>> start Stored records

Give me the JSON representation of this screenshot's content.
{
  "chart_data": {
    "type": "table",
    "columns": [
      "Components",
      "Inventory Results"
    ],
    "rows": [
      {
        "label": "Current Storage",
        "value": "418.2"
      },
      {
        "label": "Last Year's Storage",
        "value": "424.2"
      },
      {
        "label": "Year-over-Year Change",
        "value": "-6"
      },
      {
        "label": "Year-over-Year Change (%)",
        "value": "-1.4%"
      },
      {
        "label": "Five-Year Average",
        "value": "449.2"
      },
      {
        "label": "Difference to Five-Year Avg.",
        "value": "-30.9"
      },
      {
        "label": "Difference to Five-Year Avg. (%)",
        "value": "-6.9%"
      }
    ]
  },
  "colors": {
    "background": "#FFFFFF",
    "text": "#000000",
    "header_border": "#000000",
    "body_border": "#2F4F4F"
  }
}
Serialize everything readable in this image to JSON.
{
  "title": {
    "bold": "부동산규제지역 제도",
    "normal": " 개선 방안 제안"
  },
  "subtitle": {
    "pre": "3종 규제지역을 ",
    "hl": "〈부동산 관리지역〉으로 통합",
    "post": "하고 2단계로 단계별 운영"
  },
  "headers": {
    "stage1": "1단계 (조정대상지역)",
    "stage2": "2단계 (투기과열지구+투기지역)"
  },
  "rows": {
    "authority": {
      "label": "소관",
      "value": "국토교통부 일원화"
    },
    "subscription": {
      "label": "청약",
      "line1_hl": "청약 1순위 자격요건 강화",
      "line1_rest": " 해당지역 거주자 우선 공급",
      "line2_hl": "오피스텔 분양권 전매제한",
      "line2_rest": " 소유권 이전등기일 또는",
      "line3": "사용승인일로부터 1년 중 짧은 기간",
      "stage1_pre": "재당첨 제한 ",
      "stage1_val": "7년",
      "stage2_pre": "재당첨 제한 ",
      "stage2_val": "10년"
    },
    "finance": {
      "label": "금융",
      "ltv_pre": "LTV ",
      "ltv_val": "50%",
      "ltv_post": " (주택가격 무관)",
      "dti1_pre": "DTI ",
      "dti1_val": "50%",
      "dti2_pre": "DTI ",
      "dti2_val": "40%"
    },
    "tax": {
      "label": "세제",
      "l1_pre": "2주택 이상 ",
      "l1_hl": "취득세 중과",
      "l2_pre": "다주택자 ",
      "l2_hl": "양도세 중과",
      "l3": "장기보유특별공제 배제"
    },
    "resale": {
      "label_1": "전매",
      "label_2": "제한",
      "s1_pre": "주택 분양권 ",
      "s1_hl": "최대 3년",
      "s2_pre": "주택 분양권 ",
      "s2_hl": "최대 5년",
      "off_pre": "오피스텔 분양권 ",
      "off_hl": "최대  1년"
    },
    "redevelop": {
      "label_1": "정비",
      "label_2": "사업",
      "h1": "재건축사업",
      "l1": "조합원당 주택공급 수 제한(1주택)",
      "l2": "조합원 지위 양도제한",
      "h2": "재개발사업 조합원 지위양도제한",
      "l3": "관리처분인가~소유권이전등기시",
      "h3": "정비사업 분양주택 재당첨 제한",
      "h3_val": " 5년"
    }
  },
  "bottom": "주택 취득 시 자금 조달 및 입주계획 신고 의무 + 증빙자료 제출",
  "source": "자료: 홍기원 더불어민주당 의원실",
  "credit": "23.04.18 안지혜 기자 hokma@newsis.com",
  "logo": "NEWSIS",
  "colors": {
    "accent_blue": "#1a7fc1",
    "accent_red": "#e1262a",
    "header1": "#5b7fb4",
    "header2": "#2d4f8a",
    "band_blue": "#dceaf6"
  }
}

>> end Stored records

- **Task prompt**:
In the entries above, find each line with the string "Change" and copy it.

- **Exercise solution**:
        "label": "Year-over-Year Change",
        "label": "Year-over-Year Change (%)",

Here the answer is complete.